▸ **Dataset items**
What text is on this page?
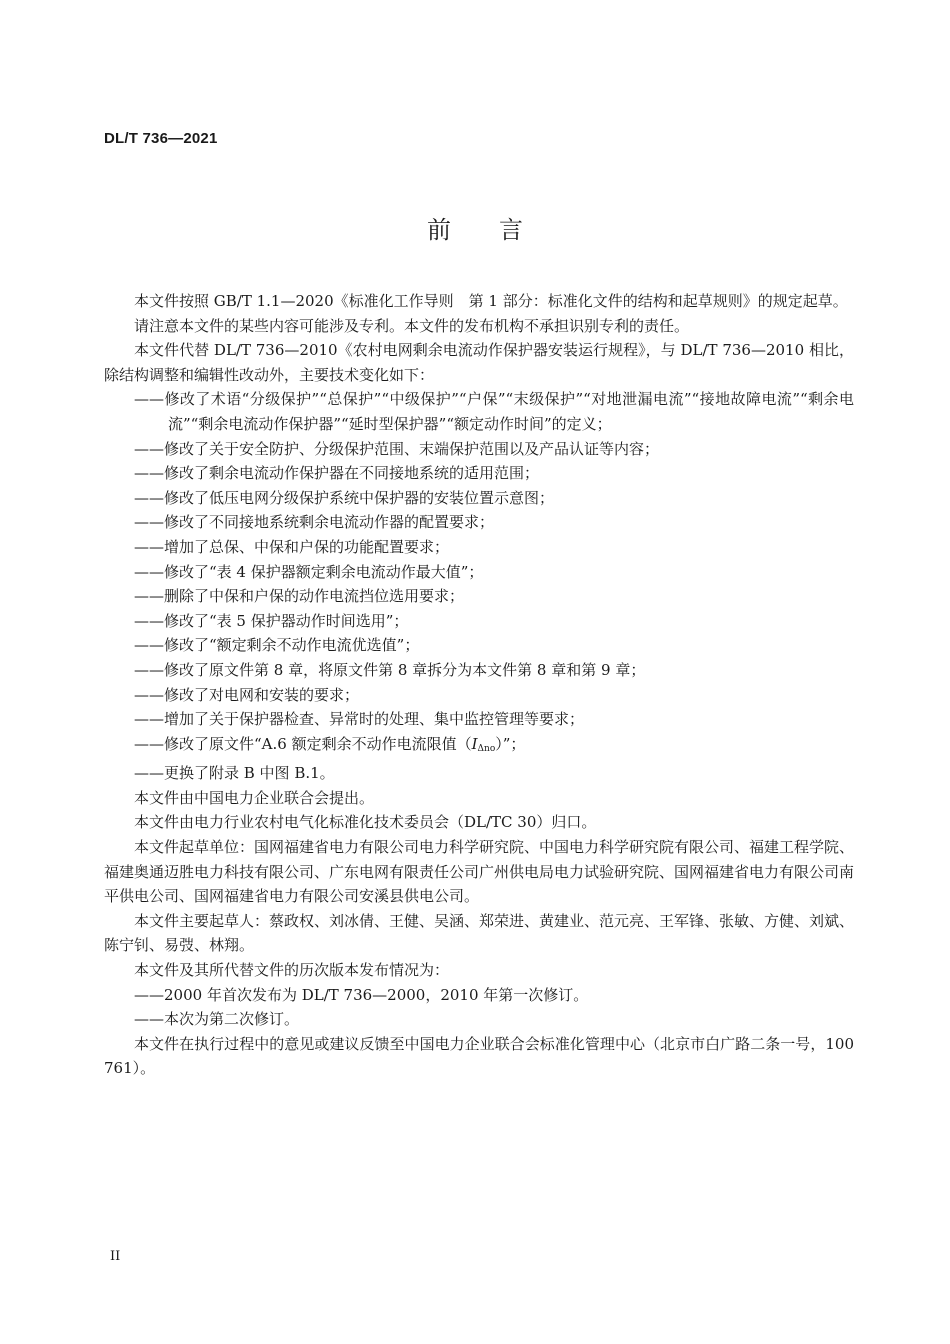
DL/T 736—2021
前言

本文件按照 GB/T 1.1—2020《标准化工作导则　第 1 部分：标准化文件的结构和起草规则》的规定起草。

请注意本文件的某些内容可能涉及专利。本文件的发布机构不承担识别专利的责任。

本文件代替 DL/T 736—2010《农村电网剩余电流动作保护器安装运行规程》，与 DL/T 736—2010 相比，除结构调整和编辑性改动外，主要技术变化如下：

——修改了术语“分级保护”“总保护”“中级保护”“户保”“末级保护”“对地泄漏电流”“接地故障电流”“剩余电流”“剩余电流动作保护器”“延时型保护器”“额定动作时间”的定义；

——修改了关于安全防护、分级保护范围、末端保护范围以及产品认证等内容；

——修改了剩余电流动作保护器在不同接地系统的适用范围；

——修改了低压电网分级保护系统中保护器的安装位置示意图；

——修改了不同接地系统剩余电流动作器的配置要求；

——增加了总保、中保和户保的功能配置要求；

——修改了“表 4 保护器额定剩余电流动作最大值”；

——删除了中保和户保的动作电流挡位选用要求；

——修改了“表 5 保护器动作时间选用”；

——修改了“额定剩余不动作电流优选值”；

——修改了原文件第 8 章，将原文件第 8 章拆分为本文件第 8 章和第 9 章；

——修改了对电网和安装的要求；

——增加了关于保护器检查、异常时的处理、集中监控管理等要求；

——修改了原文件“A.6 额定剩余不动作电流限值（IΔno）”；

——更换了附录 B 中图 B.1。

本文件由中国电力企业联合会提出。

本文件由电力行业农村电气化标准化技术委员会（DL/TC 30）归口。

本文件起草单位：国网福建省电力有限公司电力科学研究院、中国电力科学研究院有限公司、福建工程学院、福建奥通迈胜电力科技有限公司、广东电网有限责任公司广州供电局电力试验研究院、国网福建省电力有限公司南平供电公司、国网福建省电力有限公司安溪县供电公司。

本文件主要起草人：蔡政权、刘冰倩、王健、吴涵、郑荣进、黄建业、范元亮、王军锋、张敏、方健、刘斌、陈宁钊、易弢、林翔。

本文件及其所代替文件的历次版本发布情况为：

——2000 年首次发布为 DL/T 736—2000，2010 年第一次修订。

——本次为第二次修订。

本文件在执行过程中的意见或建议反馈至中国电力企业联合会标准化管理中心（北京市白广路二条一号，100761）。

II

▸ **Aim of the exercise**
Above are records with pictures; repeat the records exactly and leave the pictures out.

▸ **Solved exercise**
What text is on this page?
DL/T 736—2021
前言

本文件按照 GB/T 1.1—2020《标准化工作导则　第 1 部分：标准化文件的结构和起草规则》的规定起草。

请注意本文件的某些内容可能涉及专利。本文件的发布机构不承担识别专利的责任。

本文件代替 DL/T 736—2010《农村电网剩余电流动作保护器安装运行规程》，与 DL/T 736—2010 相比，除结构调整和编辑性改动外，主要技术变化如下：

——修改了术语“分级保护”“总保护”“中级保护”“户保”“末级保护”“对地泄漏电流”“接地故障电流”“剩余电流”“剩余电流动作保护器”“延时型保护器”“额定动作时间”的定义；

——修改了关于安全防护、分级保护范围、末端保护范围以及产品认证等内容；

——修改了剩余电流动作保护器在不同接地系统的适用范围；

——修改了低压电网分级保护系统中保护器的安装位置示意图；

——修改了不同接地系统剩余电流动作器的配置要求；

——增加了总保、中保和户保的功能配置要求；

——修改了“表 4 保护器额定剩余电流动作最大值”；

——删除了中保和户保的动作电流挡位选用要求；

——修改了“表 5 保护器动作时间选用”；

——修改了“额定剩余不动作电流优选值”；

——修改了原文件第 8 章，将原文件第 8 章拆分为本文件第 8 章和第 9 章；

——修改了对电网和安装的要求；

——增加了关于保护器检查、异常时的处理、集中监控管理等要求；

——修改了原文件“A.6 额定剩余不动作电流限值（IΔno）”；

——更换了附录 B 中图 B.1。

本文件由中国电力企业联合会提出。

本文件由电力行业农村电气化标准化技术委员会（DL/TC 30）归口。

本文件起草单位：国网福建省电力有限公司电力科学研究院、中国电力科学研究院有限公司、福建工程学院、福建奥通迈胜电力科技有限公司、广东电网有限责任公司广州供电局电力试验研究院、国网福建省电力有限公司南平供电公司、国网福建省电力有限公司安溪县供电公司。

本文件主要起草人：蔡政权、刘冰倩、王健、吴涵、郑荣进、黄建业、范元亮、王军锋、张敏、方健、刘斌、陈宁钊、易弢、林翔。

本文件及其所代替文件的历次版本发布情况为：

——2000 年首次发布为 DL/T 736—2000，2010 年第一次修订。

——本次为第二次修订。

本文件在执行过程中的意见或建议反馈至中国电力企业联合会标准化管理中心（北京市白广路二条一号，100761）。

II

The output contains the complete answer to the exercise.